Set down the full listing exactly as given. Any pictures are to be left out.

+-------+

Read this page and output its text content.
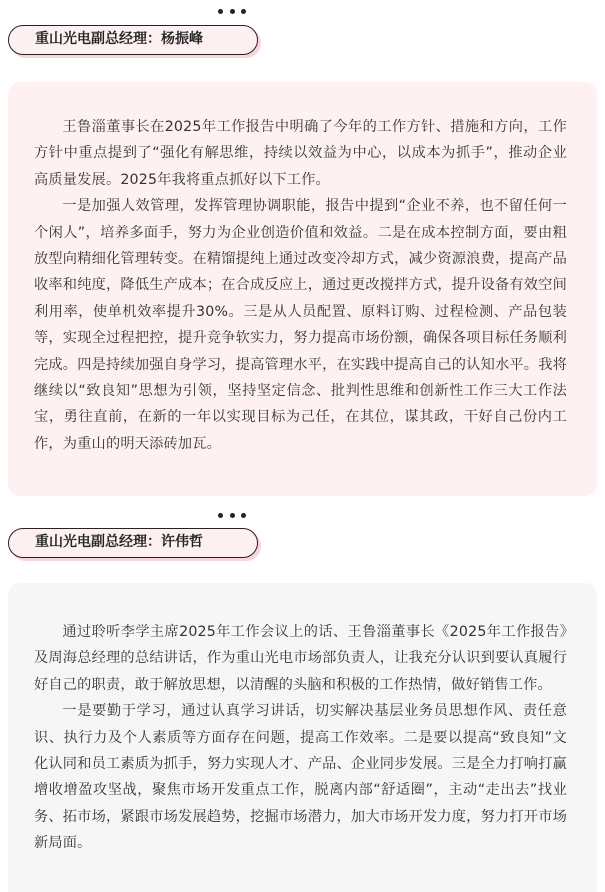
重山光电副总经理：杨振峰

王鲁淄董事长在2025年工作报告中明确了今年的工作方针、措施和方向，工作方针中重点提到了“强化有解思维，持续以效益为中心，以成本为抓手”，推动企业高质量发展。2025年我将重点抓好以下工作。

一是加强人效管理，发挥管理协调职能，报告中提到“企业不养，也不留任何一个闲人”，培养多面手，努力为企业创造价值和效益。二是在成本控制方面，要由粗放型向精细化管理转变。在精馏提纯上通过改变冷却方式，减少资源浪费，提高产品收率和纯度，降低生产成本；在合成反应上，通过更改搅拌方式，提升设备有效空间利用率，使单机效率提升30%。三是从人员配置、原料订购、过程检测、产品包装等，实现全过程把控，提升竞争软实力，努力提高市场份额，确保各项目标任务顺利完成。四是持续加强自身学习，提高管理水平，在实践中提高自己的认知水平。我将继续以“致良知”思想为引领，坚持坚定信念、批判性思维和创新性工作三大工作法宝，勇往直前，在新的一年以实现目标为己任，在其位，谋其政，干好自己份内工作，为重山的明天添砖加瓦。

重山光电副总经理：许伟哲

通过聆听李学主席2025年工作会议上的话、王鲁淄董事长《2025年工作报告》及周海总经理的总结讲话，作为重山光电市场部负责人，让我充分认识到要认真履行好自己的职责，敢于解放思想，以清醒的头脑和积极的工作热情，做好销售工作。

一是要勤于学习，通过认真学习讲话，切实解决基层业务员思想作风、责任意识、执行力及个人素质等方面存在问题，提高工作效率。二是要以提高“致良知”文化认同和员工素质为抓手，努力实现人才、产品、企业同步发展。三是全力打响打赢增收增盈攻坚战，聚焦市场开发重点工作，脱离内部“舒适圈”，主动“走出去”找业务、拓市场，紧跟市场发展趋势，挖掘市场潜力，加大市场开发力度，努力打开市场新局面。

+-------+

SOLUTION TO THE EXERCISE.
Read this page and output its text content.
重山光电副总经理：杨振峰

王鲁淄董事长在2025年工作报告中明确了今年的工作方针、措施和方向，工作方针中重点提到了“强化有解思维，持续以效益为中心，以成本为抓手”，推动企业高质量发展。2025年我将重点抓好以下工作。

一是加强人效管理，发挥管理协调职能，报告中提到“企业不养，也不留任何一个闲人”，培养多面手，努力为企业创造价值和效益。二是在成本控制方面，要由粗放型向精细化管理转变。在精馏提纯上通过改变冷却方式，减少资源浪费，提高产品收率和纯度，降低生产成本；在合成反应上，通过更改搅拌方式，提升设备有效空间利用率，使单机效率提升30%。三是从人员配置、原料订购、过程检测、产品包装等，实现全过程把控，提升竞争软实力，努力提高市场份额，确保各项目标任务顺利完成。四是持续加强自身学习，提高管理水平，在实践中提高自己的认知水平。我将继续以“致良知”思想为引领，坚持坚定信念、批判性思维和创新性工作三大工作法宝，勇往直前，在新的一年以实现目标为己任，在其位，谋其政，干好自己份内工作，为重山的明天添砖加瓦。

重山光电副总经理：许伟哲

通过聆听李学主席2025年工作会议上的话、王鲁淄董事长《2025年工作报告》及周海总经理的总结讲话，作为重山光电市场部负责人，让我充分认识到要认真履行好自己的职责，敢于解放思想，以清醒的头脑和积极的工作热情，做好销售工作。

一是要勤于学习，通过认真学习讲话，切实解决基层业务员思想作风、责任意识、执行力及个人素质等方面存在问题，提高工作效率。二是要以提高“致良知”文化认同和员工素质为抓手，努力实现人才、产品、企业同步发展。三是全力打响打赢增收增盈攻坚战，聚焦市场开发重点工作，脱离内部“舒适圈”，主动“走出去”找业务、拓市场，紧跟市场发展趋势，挖掘市场潜力，加大市场开发力度，努力打开市场新局面。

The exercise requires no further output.